▶ [WORK TO BE COMPLETED]: The listing below must be repeated word for word, with its images excluded.

>> start

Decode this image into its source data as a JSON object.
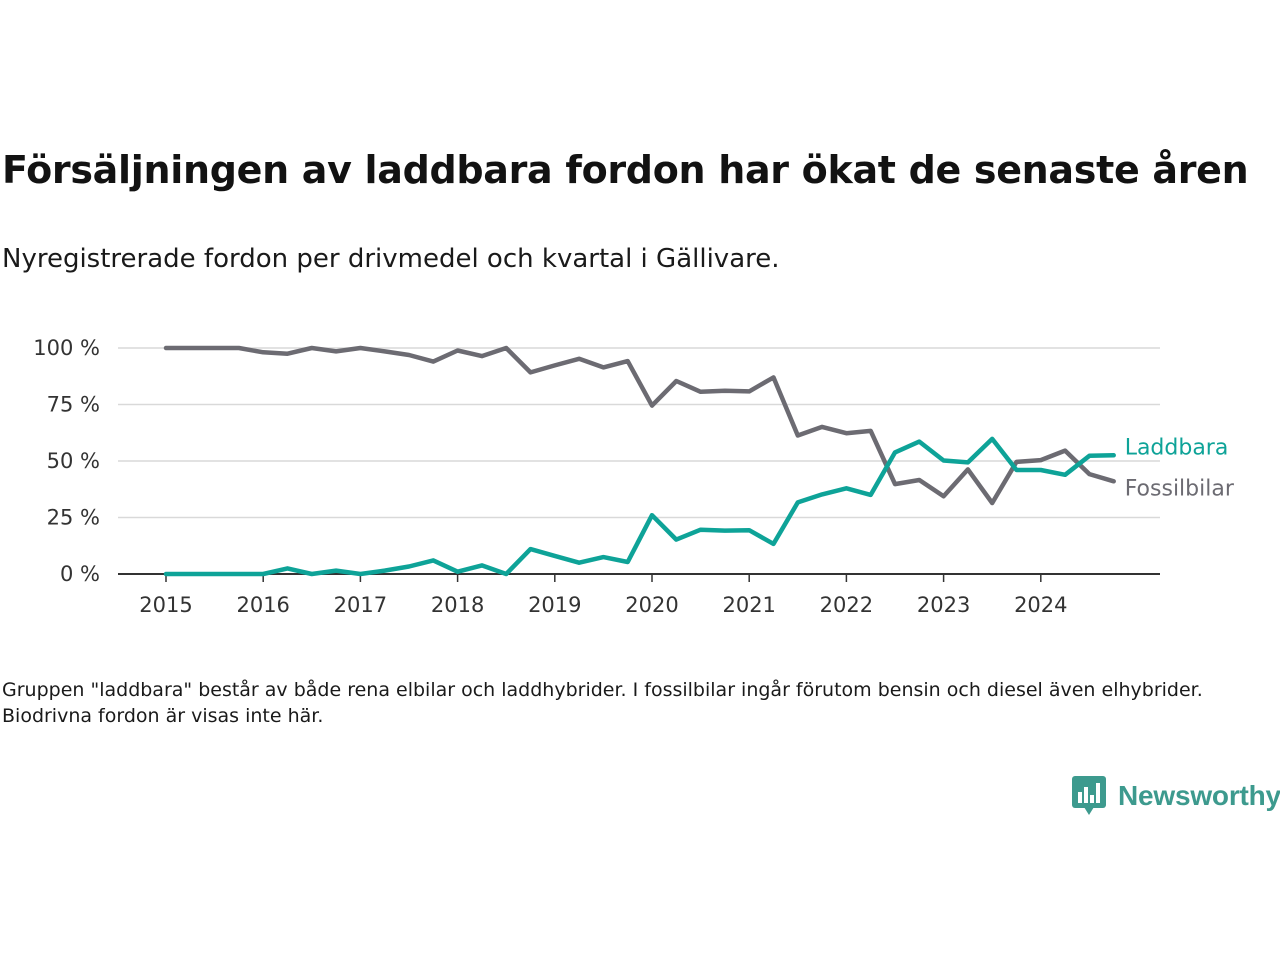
{
  "title": "Försäljningen av laddbara fordon har ökat de senaste åren",
  "subtitle": "Nyregistrerade fordon per drivmedel och kvartal i Gällivare.",
  "note": "Gruppen \"laddbara\" består av både rena elbilar och laddhybrider. I fossilbilar ingår förutom bensin och diesel även elhybrider. Biodrivna fordon är visas inte här.",
  "brand": {
    "name": "Newsworthy",
    "icon": "newsworthy-logo-icon",
    "color": "#3d9a8e"
  },
  "chart_data": {
    "type": "line",
    "x": [
      "2015Q1",
      "2015Q2",
      "2015Q3",
      "2015Q4",
      "2016Q1",
      "2016Q2",
      "2016Q3",
      "2016Q4",
      "2017Q1",
      "2017Q2",
      "2017Q3",
      "2017Q4",
      "2018Q1",
      "2018Q2",
      "2018Q3",
      "2018Q4",
      "2019Q1",
      "2019Q2",
      "2019Q3",
      "2019Q4",
      "2020Q1",
      "2020Q2",
      "2020Q3",
      "2020Q4",
      "2021Q1",
      "2021Q2",
      "2021Q3",
      "2021Q4",
      "2022Q1",
      "2022Q2",
      "2022Q3",
      "2022Q4",
      "2023Q1",
      "2023Q2",
      "2023Q3",
      "2023Q4",
      "2024Q1",
      "2024Q2",
      "2024Q3",
      "2024Q4"
    ],
    "x_tick_labels": [
      "2015",
      "2016",
      "2017",
      "2018",
      "2019",
      "2020",
      "2021",
      "2022",
      "2023",
      "2024"
    ],
    "y_tick_labels": [
      "0 %",
      "25 %",
      "50 %",
      "75 %",
      "100 %"
    ],
    "ylim": [
      0,
      100
    ],
    "grid": true,
    "legend": "inline at line ends",
    "series": [
      {
        "name": "Laddbara",
        "color": "#0ea398",
        "values": [
          0,
          0,
          0,
          0,
          0,
          2.5,
          0,
          1.5,
          0,
          1.5,
          3.3,
          6,
          1,
          3.8,
          0,
          11,
          8,
          5,
          7.5,
          5.3,
          26,
          15.2,
          19.6,
          19.2,
          19.4,
          13.3,
          31.7,
          35.2,
          37.9,
          35,
          53.8,
          58.6,
          50.2,
          49.4,
          59.8,
          46,
          46,
          43.9,
          52.3,
          52.5
        ]
      },
      {
        "name": "Fossilbilar",
        "color": "#6c6b72",
        "values": [
          100,
          100,
          100,
          100,
          98.1,
          97.5,
          100,
          98.5,
          100,
          98.5,
          96.9,
          94,
          98.9,
          96.4,
          100,
          89.2,
          92.3,
          95.2,
          91.4,
          94.2,
          74.5,
          85.4,
          80.6,
          81.1,
          80.8,
          87,
          61.3,
          65.1,
          62.3,
          63.3,
          39.8,
          41.6,
          34.4,
          46.3,
          31.4,
          49.6,
          50.4,
          54.6,
          44.2,
          41
        ]
      }
    ]
  }
}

>> end

▶ [ANSWER BELOW]:
Decode this image into its source data as a JSON object.
{
  "title": "Försäljningen av laddbara fordon har ökat de senaste åren",
  "subtitle": "Nyregistrerade fordon per drivmedel och kvartal i Gällivare.",
  "note": "Gruppen \"laddbara\" består av både rena elbilar och laddhybrider. I fossilbilar ingår förutom bensin och diesel även elhybrider. Biodrivna fordon är visas inte här.",
  "brand": {
    "name": "Newsworthy",
    "icon": "newsworthy-logo-icon",
    "color": "#3d9a8e"
  },
  "chart_data": {
    "type": "line",
    "x": [
      "2015Q1",
      "2015Q2",
      "2015Q3",
      "2015Q4",
      "2016Q1",
      "2016Q2",
      "2016Q3",
      "2016Q4",
      "2017Q1",
      "2017Q2",
      "2017Q3",
      "2017Q4",
      "2018Q1",
      "2018Q2",
      "2018Q3",
      "2018Q4",
      "2019Q1",
      "2019Q2",
      "2019Q3",
      "2019Q4",
      "2020Q1",
      "2020Q2",
      "2020Q3",
      "2020Q4",
      "2021Q1",
      "2021Q2",
      "2021Q3",
      "2021Q4",
      "2022Q1",
      "2022Q2",
      "2022Q3",
      "2022Q4",
      "2023Q1",
      "2023Q2",
      "2023Q3",
      "2023Q4",
      "2024Q1",
      "2024Q2",
      "2024Q3",
      "2024Q4"
    ],
    "x_tick_labels": [
      "2015",
      "2016",
      "2017",
      "2018",
      "2019",
      "2020",
      "2021",
      "2022",
      "2023",
      "2024"
    ],
    "y_tick_labels": [
      "0 %",
      "25 %",
      "50 %",
      "75 %",
      "100 %"
    ],
    "ylim": [
      0,
      100
    ],
    "grid": true,
    "legend": "inline at line ends",
    "series": [
      {
        "name": "Laddbara",
        "color": "#0ea398",
        "values": [
          0,
          0,
          0,
          0,
          0,
          2.5,
          0,
          1.5,
          0,
          1.5,
          3.3,
          6,
          1,
          3.8,
          0,
          11,
          8,
          5,
          7.5,
          5.3,
          26,
          15.2,
          19.6,
          19.2,
          19.4,
          13.3,
          31.7,
          35.2,
          37.9,
          35,
          53.8,
          58.6,
          50.2,
          49.4,
          59.8,
          46,
          46,
          43.9,
          52.3,
          52.5
        ]
      },
      {
        "name": "Fossilbilar",
        "color": "#6c6b72",
        "values": [
          100,
          100,
          100,
          100,
          98.1,
          97.5,
          100,
          98.5,
          100,
          98.5,
          96.9,
          94,
          98.9,
          96.4,
          100,
          89.2,
          92.3,
          95.2,
          91.4,
          94.2,
          74.5,
          85.4,
          80.6,
          81.1,
          80.8,
          87,
          61.3,
          65.1,
          62.3,
          63.3,
          39.8,
          41.6,
          34.4,
          46.3,
          31.4,
          49.6,
          50.4,
          54.6,
          44.2,
          41
        ]
      }
    ]
  }
}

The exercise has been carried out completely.